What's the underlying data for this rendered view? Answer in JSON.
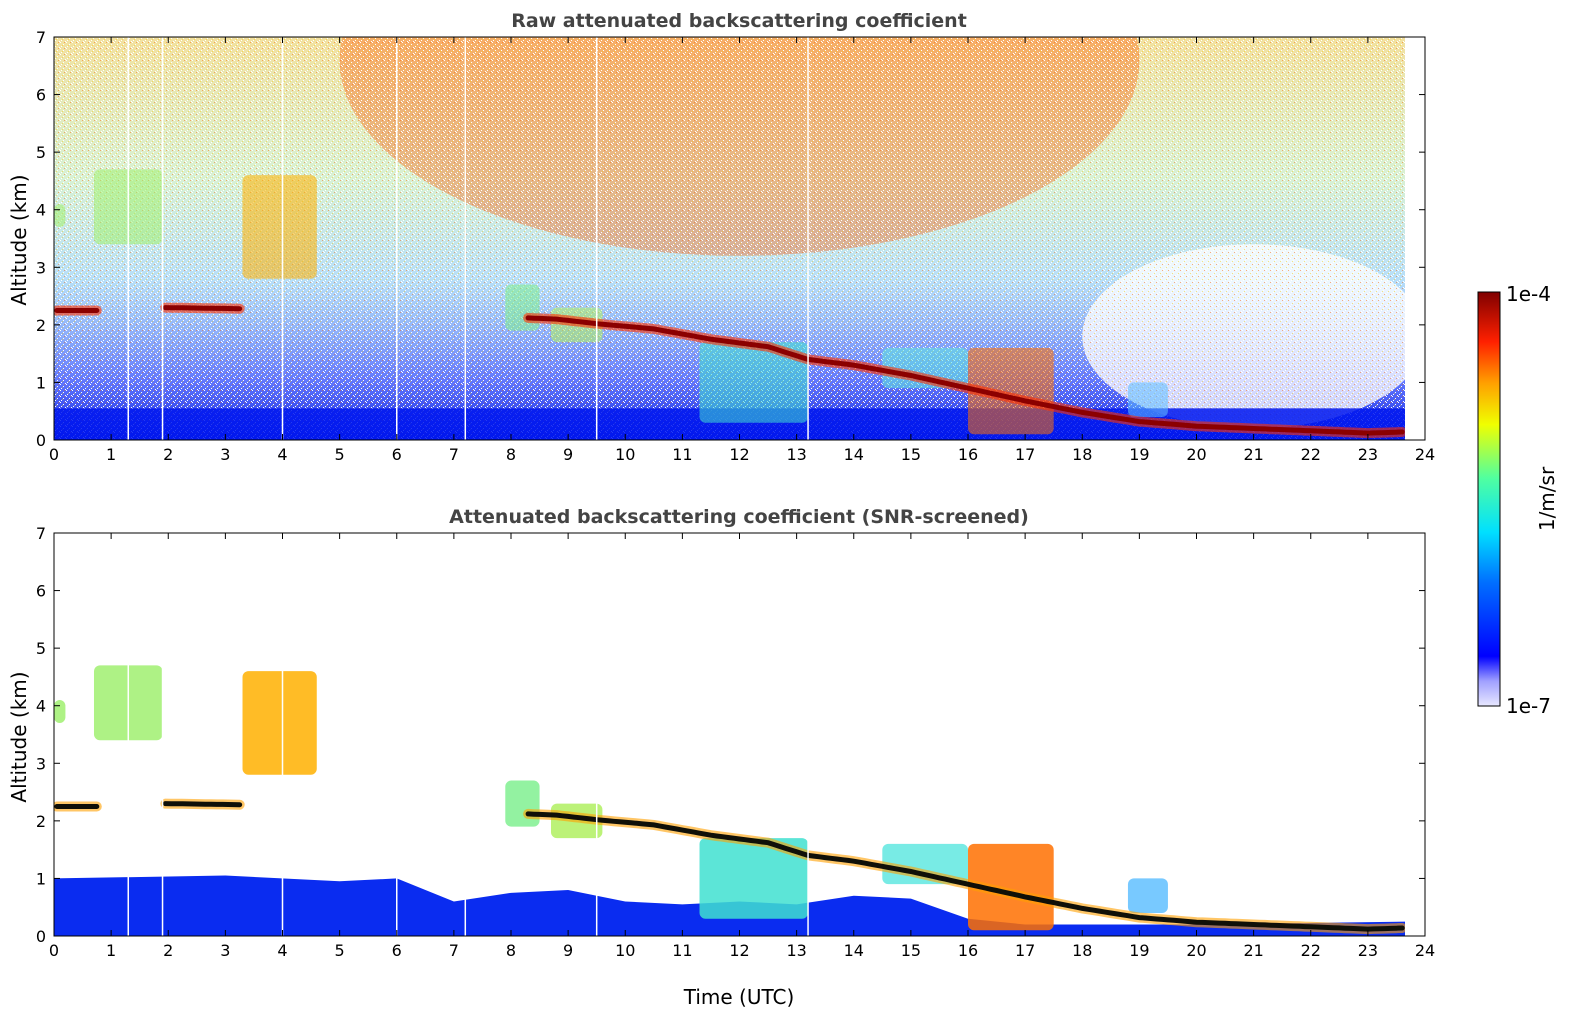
{
  "chart_data": [
    {
      "type": "heatmap",
      "title": "Raw attenuated backscattering coefficient",
      "xlabel": "",
      "ylabel": "Altitude (km)",
      "xlim": [
        0,
        24
      ],
      "ylim": [
        0,
        7
      ],
      "xticks": [
        "0",
        "1",
        "2",
        "3",
        "4",
        "5",
        "6",
        "7",
        "8",
        "9",
        "10",
        "11",
        "12",
        "13",
        "14",
        "15",
        "16",
        "17",
        "18",
        "19",
        "20",
        "21",
        "22",
        "23",
        "24"
      ],
      "yticks": [
        "0",
        "1",
        "2",
        "3",
        "4",
        "5",
        "6",
        "7"
      ],
      "data_end_time": 23.65,
      "cloud_layer": {
        "name": "boundary-layer cloud base (red/dark band)",
        "time": [
          0.05,
          0.8,
          1.95,
          3.3,
          8.3,
          8.8,
          9.5,
          10.5,
          11.5,
          12.5,
          13.2,
          14.0,
          15.0,
          16.0,
          17.0,
          18.0,
          19.0,
          20.0,
          21.0,
          22.0,
          23.0,
          23.65
        ],
        "altitude_km": [
          2.25,
          2.25,
          2.3,
          2.28,
          2.12,
          2.1,
          2.02,
          1.93,
          1.75,
          1.62,
          1.4,
          1.3,
          1.12,
          0.9,
          0.68,
          0.48,
          0.32,
          0.24,
          0.2,
          0.16,
          0.12,
          0.14
        ]
      },
      "data_gaps_utc": [
        1.3,
        1.9,
        4.0,
        6.0,
        7.2,
        9.5,
        13.2
      ]
    },
    {
      "type": "heatmap",
      "title": "Attenuated backscattering coefficient (SNR-screened)",
      "xlabel": "Time (UTC)",
      "ylabel": "Altitude (km)",
      "xlim": [
        0,
        24
      ],
      "ylim": [
        0,
        7
      ],
      "xticks": [
        "0",
        "1",
        "2",
        "3",
        "4",
        "5",
        "6",
        "7",
        "8",
        "9",
        "10",
        "11",
        "12",
        "13",
        "14",
        "15",
        "16",
        "17",
        "18",
        "19",
        "20",
        "21",
        "22",
        "23",
        "24"
      ],
      "yticks": [
        "0",
        "1",
        "2",
        "3",
        "4",
        "5",
        "6",
        "7"
      ],
      "data_end_time": 23.65
    }
  ],
  "colorbar": {
    "label": "1/m/sr",
    "max_label": "1e-4",
    "min_label": "1e-7",
    "colormap": [
      "#ffffff",
      "#0000ff",
      "#00ffff",
      "#ffff00",
      "#ff0000",
      "#800000"
    ]
  },
  "colors": {
    "title": "#444444",
    "low": "#0010ee",
    "mid": "#40e0a0",
    "high": "#ff5000",
    "peak": "#8b0000"
  }
}
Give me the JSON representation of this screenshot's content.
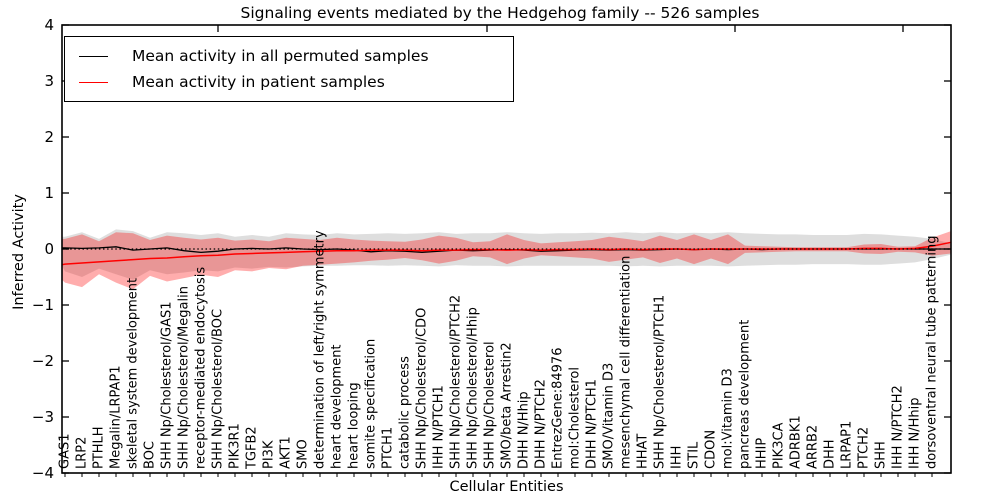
{
  "chart_data": {
    "type": "line",
    "title": "Signaling events mediated by the Hedgehog family -- 526 samples",
    "xlabel": "Cellular Entities",
    "ylabel": "Inferred Activity",
    "ylim": [
      -4,
      4
    ],
    "yticks": [
      4,
      3,
      2,
      1,
      0,
      -1,
      -2,
      -3,
      -4
    ],
    "ytick_labels": [
      "4",
      "3",
      "2",
      "1",
      "0",
      "−1",
      "−2",
      "−3",
      "−4"
    ],
    "zero_reference_line": 0,
    "grid": false,
    "legend_position": "upper left",
    "x_includes_axis_edges": true,
    "categories": [
      "GAS1",
      "LRP2",
      "PTHLH",
      "Megalin/LRPAP1",
      "skeletal system development",
      "BOC",
      "SHH Np/Cholesterol/GAS1",
      "SHH Np/Cholesterol/Megalin",
      "receptor-mediated endocytosis",
      "SHH Np/Cholesterol/BOC",
      "PIK3R1",
      "TGFB2",
      "PI3K",
      "AKT1",
      "SMO",
      "determination of left/right symmetry",
      "heart development",
      "heart looping",
      "somite specification",
      "PTCH1",
      "catabolic process",
      "SHH Np/Cholesterol/CDO",
      "IHH N/PTCH1",
      "SHH Np/Cholesterol/PTCH2",
      "SHH Np/Cholesterol/Hhip",
      "SHH Np/Cholesterol",
      "SMO/beta Arrestin2",
      "DHH N/Hhip",
      "DHH N/PTCH2",
      "EntrezGene:84976",
      "mol:Cholesterol",
      "DHH N/PTCH1",
      "SMO/Vitamin D3",
      "mesenchymal cell differentiation",
      "HHAT",
      "SHH Np/Cholesterol/PTCH1",
      "IHH",
      "STIL",
      "CDON",
      "mol:Vitamin D3",
      "pancreas development",
      "HHIP",
      "PIK3CA",
      "ADRBK1",
      "ARRB2",
      "DHH",
      "LRPAP1",
      "PTCH2",
      "SHH",
      "IHH N/PTCH2",
      "IHH N/Hhip",
      "dorsoventral neural tube patterning"
    ],
    "series": [
      {
        "name": "Mean activity in all permuted samples",
        "kind": "mean-line-with-band",
        "color": "#000000",
        "band_color": "#d8d8d8",
        "band_opacity": 0.85,
        "values": [
          0.02,
          0.02,
          0.01,
          0.02,
          0.04,
          -0.02,
          0,
          0.02,
          -0.03,
          -0.06,
          -0.04,
          0,
          0.01,
          0,
          0.02,
          0,
          -0.01,
          0,
          -0.02,
          -0.05,
          -0.03,
          -0.04,
          -0.06,
          -0.04,
          -0.02,
          -0.03,
          -0.02,
          -0.01,
          -0.02,
          -0.04,
          -0.03,
          -0.02,
          -0.01,
          -0.02,
          -0.01,
          -0.02,
          -0.01,
          0,
          -0.01,
          0,
          -0.01,
          0,
          -0.01,
          0,
          0,
          0,
          0,
          0,
          0,
          0,
          0,
          0,
          0,
          0
        ],
        "band_upper": [
          0.22,
          0.22,
          0.3,
          0.18,
          0.35,
          0.32,
          0.2,
          0.3,
          0.28,
          0.25,
          0.28,
          0.22,
          0.25,
          0.22,
          0.28,
          0.26,
          0.25,
          0.28,
          0.26,
          0.27,
          0.28,
          0.27,
          0.28,
          0.3,
          0.27,
          0.28,
          0.28,
          0.3,
          0.28,
          0.27,
          0.28,
          0.28,
          0.29,
          0.28,
          0.3,
          0.28,
          0.3,
          0.28,
          0.29,
          0.28,
          0.3,
          0.28,
          0.27,
          0.26,
          0.26,
          0.25,
          0.25,
          0.25,
          0.27,
          0.26,
          0.24,
          0.22,
          0.18,
          0.1
        ],
        "band_lower": [
          -0.3,
          -0.4,
          -0.5,
          -0.35,
          -0.45,
          -0.55,
          -0.38,
          -0.45,
          -0.42,
          -0.38,
          -0.4,
          -0.33,
          -0.35,
          -0.32,
          -0.33,
          -0.31,
          -0.3,
          -0.3,
          -0.29,
          -0.29,
          -0.3,
          -0.29,
          -0.3,
          -0.31,
          -0.29,
          -0.3,
          -0.3,
          -0.31,
          -0.3,
          -0.3,
          -0.3,
          -0.3,
          -0.3,
          -0.3,
          -0.31,
          -0.3,
          -0.31,
          -0.3,
          -0.3,
          -0.3,
          -0.31,
          -0.3,
          -0.29,
          -0.28,
          -0.28,
          -0.27,
          -0.27,
          -0.27,
          -0.28,
          -0.28,
          -0.26,
          -0.24,
          -0.18,
          -0.1
        ]
      },
      {
        "name": "Mean activity in patient samples",
        "kind": "mean-line-with-band",
        "color": "#ff0000",
        "band_color": "#ff0000",
        "band_opacity": 0.32,
        "values": [
          -0.28,
          -0.27,
          -0.25,
          -0.23,
          -0.21,
          -0.19,
          -0.17,
          -0.16,
          -0.14,
          -0.12,
          -0.11,
          -0.09,
          -0.08,
          -0.07,
          -0.06,
          -0.05,
          -0.04,
          -0.03,
          -0.03,
          -0.02,
          -0.02,
          -0.02,
          -0.03,
          -0.02,
          -0.02,
          -0.01,
          -0.01,
          -0.02,
          -0.01,
          -0.02,
          -0.01,
          -0.01,
          0,
          -0.01,
          0,
          -0.01,
          0,
          0,
          -0.01,
          0,
          0,
          0,
          0,
          0,
          0,
          0,
          0,
          0,
          0.01,
          0.01,
          0,
          0.01,
          0.05,
          0.12
        ],
        "band_upper": [
          0.18,
          0.18,
          0.26,
          0.14,
          0.3,
          0.28,
          0.16,
          0.24,
          0.2,
          0.17,
          0.2,
          0.15,
          0.17,
          0.14,
          0.2,
          0.18,
          0.16,
          0.2,
          0.17,
          0.15,
          0.14,
          0.13,
          0.17,
          0.24,
          0.2,
          0.12,
          0.14,
          0.26,
          0.16,
          0.1,
          0.12,
          0.14,
          0.16,
          0.22,
          0.18,
          0.14,
          0.24,
          0.16,
          0.26,
          0.16,
          0.26,
          0.06,
          0.05,
          0.04,
          0.03,
          0.03,
          0.03,
          0.03,
          0.08,
          0.09,
          0.04,
          0.05,
          0.2,
          0.32
        ],
        "band_lower": [
          -0.55,
          -0.6,
          -0.68,
          -0.45,
          -0.6,
          -0.72,
          -0.48,
          -0.58,
          -0.52,
          -0.46,
          -0.5,
          -0.38,
          -0.4,
          -0.34,
          -0.36,
          -0.3,
          -0.28,
          -0.26,
          -0.24,
          -0.21,
          -0.19,
          -0.16,
          -0.2,
          -0.26,
          -0.21,
          -0.13,
          -0.15,
          -0.27,
          -0.17,
          -0.11,
          -0.13,
          -0.15,
          -0.17,
          -0.23,
          -0.19,
          -0.15,
          -0.25,
          -0.17,
          -0.27,
          -0.17,
          -0.27,
          -0.07,
          -0.06,
          -0.05,
          -0.04,
          -0.04,
          -0.04,
          -0.04,
          -0.08,
          -0.09,
          -0.05,
          -0.06,
          -0.12,
          -0.08
        ]
      }
    ]
  }
}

:: What is asked ::
Return all lines containing the word "development".

:: The output ::
      "skeletal system development",
      "heart development",
      "pancreas development",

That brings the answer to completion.